--- BEGIN Given passage ---

How long does homemade focaccia last?
If you're not eating all of the focaccia on the day that it's baked, you should freeze it to keep it at its freshest. Never store bread in the fridge, as it will make it go stale very quickly. Simply seal the bread in a zip-top freezer bag and freeze for up to 1 month. Defrost at room temperature, in a toaster, under the broiler, or in the microwave.
If you do choose to keep the focaccia out, it will taste the best within 48 hours of baking.
How to Make
Gather the ingredients for the black pepper focaccia.
Pour the flour into the bowl of a stand mixer and add the salt and yeast on opposite sides, stirring each one in with your finger.
Mix in the pepper and oil, then add half of the water and stir to form a dry, clumpy dough.
Gradually add the remaining water to form a very sticky, wet dough.
Knead on medium-low speed with the paddle attachment for 5 minutes, then switch to the dough hook and knead for another 5 minutes. The dough should be very stretchy and smooth and should pass the windowpane test. (See the recipe card for a description of this technique.)
Cover the dough and let it rise until it's at least doubled in size, about 1 ½ hours.
Dump the dough into a 9-inch springform pan and press it down, making sure it goes right to the edge of the pan. Cover and let it prove until it is doubled in size and is springy to the touch, about 45 minutes to 1 hour.

--- END Given passage ---
--- BEGIN Source data ---

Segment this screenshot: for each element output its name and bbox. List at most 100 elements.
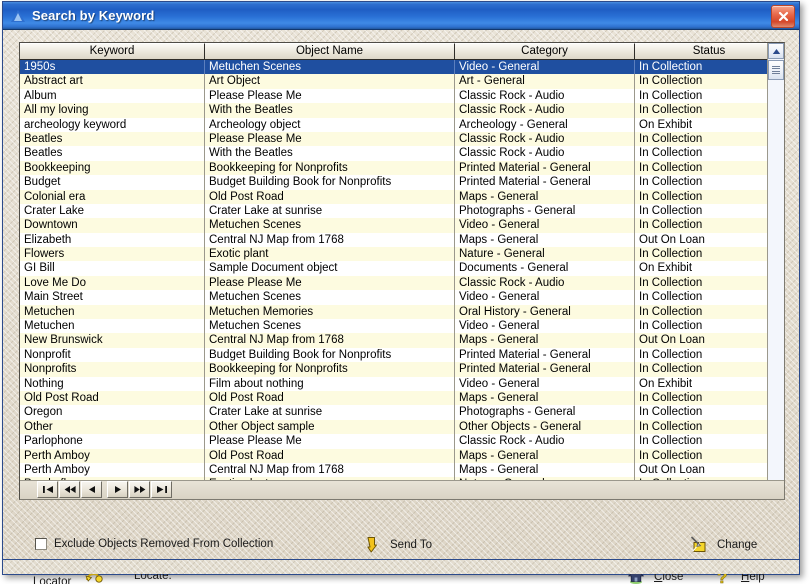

--- END Source data ---

**Given task**
Transcribe the focaccia recipe word for word, starting at "If you're not" and ending at "in the microwave.".

**Exercise solution**
If you're not eating all of the focaccia on the day that it's baked, you should freeze it to keep it at its freshest. Never store bread in the fridge, as it will make it go stale very quickly. Simply seal the bread in a zip-top freezer bag and freeze for up to 1 month. Defrost at room temperature, in a toaster, under the broiler, or in the microwave.